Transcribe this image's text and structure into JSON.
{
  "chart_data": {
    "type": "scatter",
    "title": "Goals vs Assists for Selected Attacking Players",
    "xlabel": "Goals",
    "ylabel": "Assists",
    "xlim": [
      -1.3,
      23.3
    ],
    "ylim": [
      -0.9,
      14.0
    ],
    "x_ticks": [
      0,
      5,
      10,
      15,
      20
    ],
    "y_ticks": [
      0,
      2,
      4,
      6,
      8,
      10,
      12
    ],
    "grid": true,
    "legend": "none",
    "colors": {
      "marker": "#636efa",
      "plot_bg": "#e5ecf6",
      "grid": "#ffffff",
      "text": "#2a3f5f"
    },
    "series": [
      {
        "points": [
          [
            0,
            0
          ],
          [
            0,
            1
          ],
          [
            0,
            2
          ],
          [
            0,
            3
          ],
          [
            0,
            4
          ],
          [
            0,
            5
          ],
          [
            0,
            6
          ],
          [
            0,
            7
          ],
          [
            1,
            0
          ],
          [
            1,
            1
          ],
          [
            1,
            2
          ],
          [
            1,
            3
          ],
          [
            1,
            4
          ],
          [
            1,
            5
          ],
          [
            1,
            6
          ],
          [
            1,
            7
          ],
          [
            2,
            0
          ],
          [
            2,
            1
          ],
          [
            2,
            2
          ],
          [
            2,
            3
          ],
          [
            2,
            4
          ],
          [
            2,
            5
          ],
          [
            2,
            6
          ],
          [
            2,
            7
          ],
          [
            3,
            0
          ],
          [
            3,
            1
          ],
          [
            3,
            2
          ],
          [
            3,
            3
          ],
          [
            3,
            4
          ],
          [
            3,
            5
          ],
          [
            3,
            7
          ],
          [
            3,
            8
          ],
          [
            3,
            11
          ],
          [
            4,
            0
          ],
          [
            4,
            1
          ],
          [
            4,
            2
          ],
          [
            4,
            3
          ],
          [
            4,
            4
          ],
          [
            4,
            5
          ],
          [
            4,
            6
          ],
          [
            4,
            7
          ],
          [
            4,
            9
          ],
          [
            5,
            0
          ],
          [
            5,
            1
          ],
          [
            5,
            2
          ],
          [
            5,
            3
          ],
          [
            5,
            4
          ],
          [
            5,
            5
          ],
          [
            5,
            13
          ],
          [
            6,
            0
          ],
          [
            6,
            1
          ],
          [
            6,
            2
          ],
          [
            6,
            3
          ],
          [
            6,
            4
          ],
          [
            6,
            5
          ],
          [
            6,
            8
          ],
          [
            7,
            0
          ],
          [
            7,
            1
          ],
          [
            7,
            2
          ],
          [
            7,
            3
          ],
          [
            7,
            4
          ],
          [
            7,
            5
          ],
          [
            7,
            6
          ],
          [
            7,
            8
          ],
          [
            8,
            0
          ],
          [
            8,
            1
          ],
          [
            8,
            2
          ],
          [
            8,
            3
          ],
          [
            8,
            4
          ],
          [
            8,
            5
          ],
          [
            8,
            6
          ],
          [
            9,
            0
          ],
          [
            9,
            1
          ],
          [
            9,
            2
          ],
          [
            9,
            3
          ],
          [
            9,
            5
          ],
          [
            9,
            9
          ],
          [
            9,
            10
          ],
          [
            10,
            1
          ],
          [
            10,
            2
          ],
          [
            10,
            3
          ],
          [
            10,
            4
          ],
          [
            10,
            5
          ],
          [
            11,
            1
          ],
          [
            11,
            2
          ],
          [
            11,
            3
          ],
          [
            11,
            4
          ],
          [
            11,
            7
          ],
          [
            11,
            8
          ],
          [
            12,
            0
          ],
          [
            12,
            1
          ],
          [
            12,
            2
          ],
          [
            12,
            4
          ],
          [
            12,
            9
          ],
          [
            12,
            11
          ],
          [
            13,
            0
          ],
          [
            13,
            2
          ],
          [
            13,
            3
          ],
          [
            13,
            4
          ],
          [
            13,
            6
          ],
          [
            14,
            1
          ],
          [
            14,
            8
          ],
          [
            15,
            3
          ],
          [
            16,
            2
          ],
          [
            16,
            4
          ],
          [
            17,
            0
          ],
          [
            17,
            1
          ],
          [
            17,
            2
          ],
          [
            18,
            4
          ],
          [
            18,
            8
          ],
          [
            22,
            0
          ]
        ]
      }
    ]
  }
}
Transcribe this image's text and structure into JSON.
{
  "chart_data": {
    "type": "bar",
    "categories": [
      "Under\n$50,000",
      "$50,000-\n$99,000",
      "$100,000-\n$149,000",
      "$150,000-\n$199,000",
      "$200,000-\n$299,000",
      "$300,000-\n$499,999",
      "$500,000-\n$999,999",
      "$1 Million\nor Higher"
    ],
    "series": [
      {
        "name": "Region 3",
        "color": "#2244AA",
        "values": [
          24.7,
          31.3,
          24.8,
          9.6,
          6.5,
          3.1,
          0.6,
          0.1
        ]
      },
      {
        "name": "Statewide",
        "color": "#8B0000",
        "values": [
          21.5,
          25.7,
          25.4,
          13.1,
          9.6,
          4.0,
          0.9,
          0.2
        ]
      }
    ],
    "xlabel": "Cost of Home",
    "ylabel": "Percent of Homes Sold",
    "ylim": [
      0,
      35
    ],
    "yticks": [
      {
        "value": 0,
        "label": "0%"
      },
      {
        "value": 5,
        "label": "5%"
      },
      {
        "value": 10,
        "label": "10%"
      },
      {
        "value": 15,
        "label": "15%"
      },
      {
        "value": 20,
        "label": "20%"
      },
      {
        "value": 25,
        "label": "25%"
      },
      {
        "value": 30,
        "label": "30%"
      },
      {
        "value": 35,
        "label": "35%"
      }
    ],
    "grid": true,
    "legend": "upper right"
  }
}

++++++++

CHALLENGE:
The records above should all be quoted exactly, please.

PROBLEM SOLUTION:
Transcribe this image's text and structure into JSON.
{
  "chart_data": {
    "type": "scatter",
    "title": "Goals vs Assists for Selected Attacking Players",
    "xlabel": "Goals",
    "ylabel": "Assists",
    "xlim": [
      -1.3,
      23.3
    ],
    "ylim": [
      -0.9,
      14.0
    ],
    "x_ticks": [
      0,
      5,
      10,
      15,
      20
    ],
    "y_ticks": [
      0,
      2,
      4,
      6,
      8,
      10,
      12
    ],
    "grid": true,
    "legend": "none",
    "colors": {
      "marker": "#636efa",
      "plot_bg": "#e5ecf6",
      "grid": "#ffffff",
      "text": "#2a3f5f"
    },
    "series": [
      {
        "points": [
          [
            0,
            0
          ],
          [
            0,
            1
          ],
          [
            0,
            2
          ],
          [
            0,
            3
          ],
          [
            0,
            4
          ],
          [
            0,
            5
          ],
          [
            0,
            6
          ],
          [
            0,
            7
          ],
          [
            1,
            0
          ],
          [
            1,
            1
          ],
          [
            1,
            2
          ],
          [
            1,
            3
          ],
          [
            1,
            4
          ],
          [
            1,
            5
          ],
          [
            1,
            6
          ],
          [
            1,
            7
          ],
          [
            2,
            0
          ],
          [
            2,
            1
          ],
          [
            2,
            2
          ],
          [
            2,
            3
          ],
          [
            2,
            4
          ],
          [
            2,
            5
          ],
          [
            2,
            6
          ],
          [
            2,
            7
          ],
          [
            3,
            0
          ],
          [
            3,
            1
          ],
          [
            3,
            2
          ],
          [
            3,
            3
          ],
          [
            3,
            4
          ],
          [
            3,
            5
          ],
          [
            3,
            7
          ],
          [
            3,
            8
          ],
          [
            3,
            11
          ],
          [
            4,
            0
          ],
          [
            4,
            1
          ],
          [
            4,
            2
          ],
          [
            4,
            3
          ],
          [
            4,
            4
          ],
          [
            4,
            5
          ],
          [
            4,
            6
          ],
          [
            4,
            7
          ],
          [
            4,
            9
          ],
          [
            5,
            0
          ],
          [
            5,
            1
          ],
          [
            5,
            2
          ],
          [
            5,
            3
          ],
          [
            5,
            4
          ],
          [
            5,
            5
          ],
          [
            5,
            13
          ],
          [
            6,
            0
          ],
          [
            6,
            1
          ],
          [
            6,
            2
          ],
          [
            6,
            3
          ],
          [
            6,
            4
          ],
          [
            6,
            5
          ],
          [
            6,
            8
          ],
          [
            7,
            0
          ],
          [
            7,
            1
          ],
          [
            7,
            2
          ],
          [
            7,
            3
          ],
          [
            7,
            4
          ],
          [
            7,
            5
          ],
          [
            7,
            6
          ],
          [
            7,
            8
          ],
          [
            8,
            0
          ],
          [
            8,
            1
          ],
          [
            8,
            2
          ],
          [
            8,
            3
          ],
          [
            8,
            4
          ],
          [
            8,
            5
          ],
          [
            8,
            6
          ],
          [
            9,
            0
          ],
          [
            9,
            1
          ],
          [
            9,
            2
          ],
          [
            9,
            3
          ],
          [
            9,
            5
          ],
          [
            9,
            9
          ],
          [
            9,
            10
          ],
          [
            10,
            1
          ],
          [
            10,
            2
          ],
          [
            10,
            3
          ],
          [
            10,
            4
          ],
          [
            10,
            5
          ],
          [
            11,
            1
          ],
          [
            11,
            2
          ],
          [
            11,
            3
          ],
          [
            11,
            4
          ],
          [
            11,
            7
          ],
          [
            11,
            8
          ],
          [
            12,
            0
          ],
          [
            12,
            1
          ],
          [
            12,
            2
          ],
          [
            12,
            4
          ],
          [
            12,
            9
          ],
          [
            12,
            11
          ],
          [
            13,
            0
          ],
          [
            13,
            2
          ],
          [
            13,
            3
          ],
          [
            13,
            4
          ],
          [
            13,
            6
          ],
          [
            14,
            1
          ],
          [
            14,
            8
          ],
          [
            15,
            3
          ],
          [
            16,
            2
          ],
          [
            16,
            4
          ],
          [
            17,
            0
          ],
          [
            17,
            1
          ],
          [
            17,
            2
          ],
          [
            18,
            4
          ],
          [
            18,
            8
          ],
          [
            22,
            0
          ]
        ]
      }
    ]
  }
}
Transcribe this image's text and structure into JSON.
{
  "chart_data": {
    "type": "bar",
    "categories": [
      "Under\n$50,000",
      "$50,000-\n$99,000",
      "$100,000-\n$149,000",
      "$150,000-\n$199,000",
      "$200,000-\n$299,000",
      "$300,000-\n$499,999",
      "$500,000-\n$999,999",
      "$1 Million\nor Higher"
    ],
    "series": [
      {
        "name": "Region 3",
        "color": "#2244AA",
        "values": [
          24.7,
          31.3,
          24.8,
          9.6,
          6.5,
          3.1,
          0.6,
          0.1
        ]
      },
      {
        "name": "Statewide",
        "color": "#8B0000",
        "values": [
          21.5,
          25.7,
          25.4,
          13.1,
          9.6,
          4.0,
          0.9,
          0.2
        ]
      }
    ],
    "xlabel": "Cost of Home",
    "ylabel": "Percent of Homes Sold",
    "ylim": [
      0,
      35
    ],
    "yticks": [
      {
        "value": 0,
        "label": "0%"
      },
      {
        "value": 5,
        "label": "5%"
      },
      {
        "value": 10,
        "label": "10%"
      },
      {
        "value": 15,
        "label": "15%"
      },
      {
        "value": 20,
        "label": "20%"
      },
      {
        "value": 25,
        "label": "25%"
      },
      {
        "value": 30,
        "label": "30%"
      },
      {
        "value": 35,
        "label": "35%"
      }
    ],
    "grid": true,
    "legend": "upper right"
  }
}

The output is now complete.